> [Work to do]
Filter the listing and keep only the lines with the word "测的是灯".
===== Data provided =====
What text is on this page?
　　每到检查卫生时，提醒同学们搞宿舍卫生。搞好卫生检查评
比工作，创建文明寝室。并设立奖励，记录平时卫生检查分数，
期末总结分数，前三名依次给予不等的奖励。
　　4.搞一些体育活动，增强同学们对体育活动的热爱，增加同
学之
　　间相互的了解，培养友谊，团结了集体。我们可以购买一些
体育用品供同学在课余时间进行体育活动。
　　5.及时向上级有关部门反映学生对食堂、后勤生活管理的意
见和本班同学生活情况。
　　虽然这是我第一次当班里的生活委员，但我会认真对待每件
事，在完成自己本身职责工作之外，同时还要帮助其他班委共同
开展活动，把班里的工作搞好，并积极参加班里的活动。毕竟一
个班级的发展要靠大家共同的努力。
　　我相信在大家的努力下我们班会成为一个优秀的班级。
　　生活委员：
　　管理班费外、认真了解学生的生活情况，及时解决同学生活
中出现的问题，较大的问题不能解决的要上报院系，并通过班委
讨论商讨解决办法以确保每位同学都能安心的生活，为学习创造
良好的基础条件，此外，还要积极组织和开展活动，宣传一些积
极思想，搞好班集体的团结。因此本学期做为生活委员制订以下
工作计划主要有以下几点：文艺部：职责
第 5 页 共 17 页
=====
===== Data provided =====
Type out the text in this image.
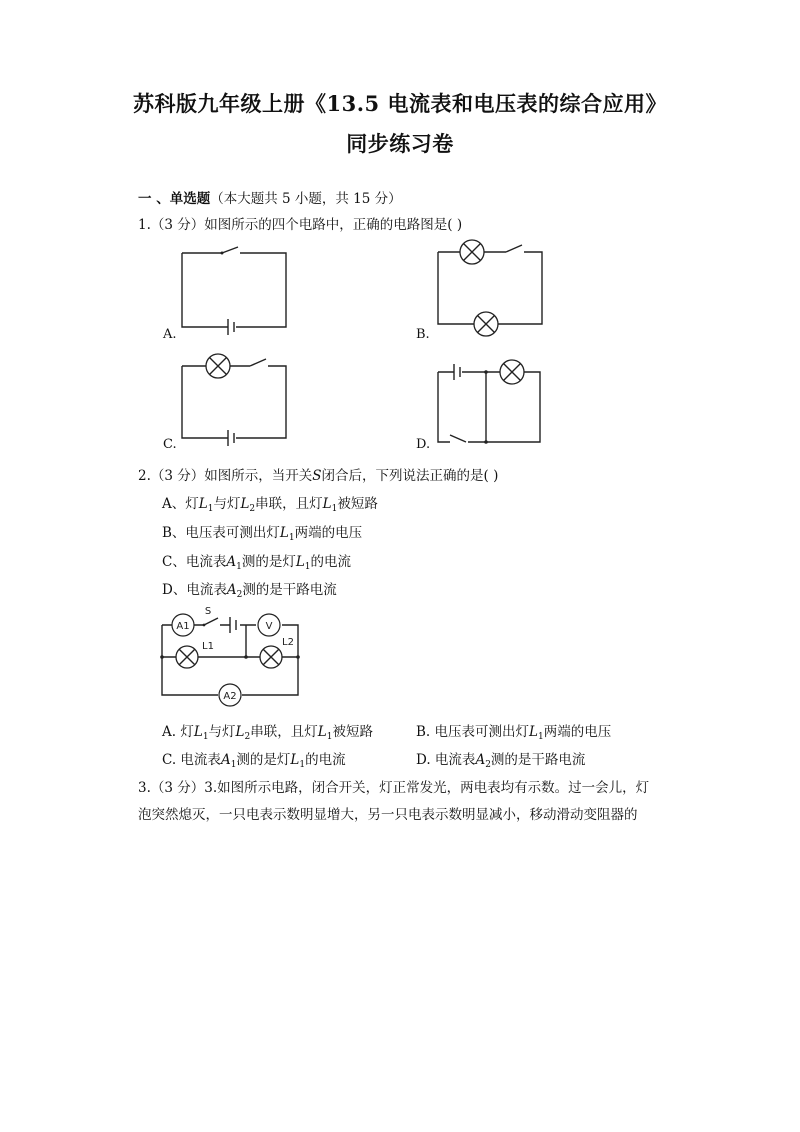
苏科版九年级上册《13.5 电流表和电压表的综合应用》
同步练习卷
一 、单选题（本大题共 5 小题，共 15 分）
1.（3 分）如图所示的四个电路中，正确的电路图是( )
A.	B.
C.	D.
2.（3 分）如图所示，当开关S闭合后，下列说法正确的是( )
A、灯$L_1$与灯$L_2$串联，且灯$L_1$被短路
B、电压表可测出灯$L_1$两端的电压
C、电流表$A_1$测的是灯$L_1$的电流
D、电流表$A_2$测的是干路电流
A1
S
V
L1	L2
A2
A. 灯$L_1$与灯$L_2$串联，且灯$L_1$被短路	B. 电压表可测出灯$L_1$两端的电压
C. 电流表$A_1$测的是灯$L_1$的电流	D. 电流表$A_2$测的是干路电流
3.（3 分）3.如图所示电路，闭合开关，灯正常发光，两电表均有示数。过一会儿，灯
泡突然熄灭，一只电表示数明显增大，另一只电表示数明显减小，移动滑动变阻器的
=====
> [Response]
C、电流表$A_1$测的是灯$L_1$的电流
C. 电流表$A_1$测的是灯$L_1$的电流	D. 电流表$A_2$测的是干路电流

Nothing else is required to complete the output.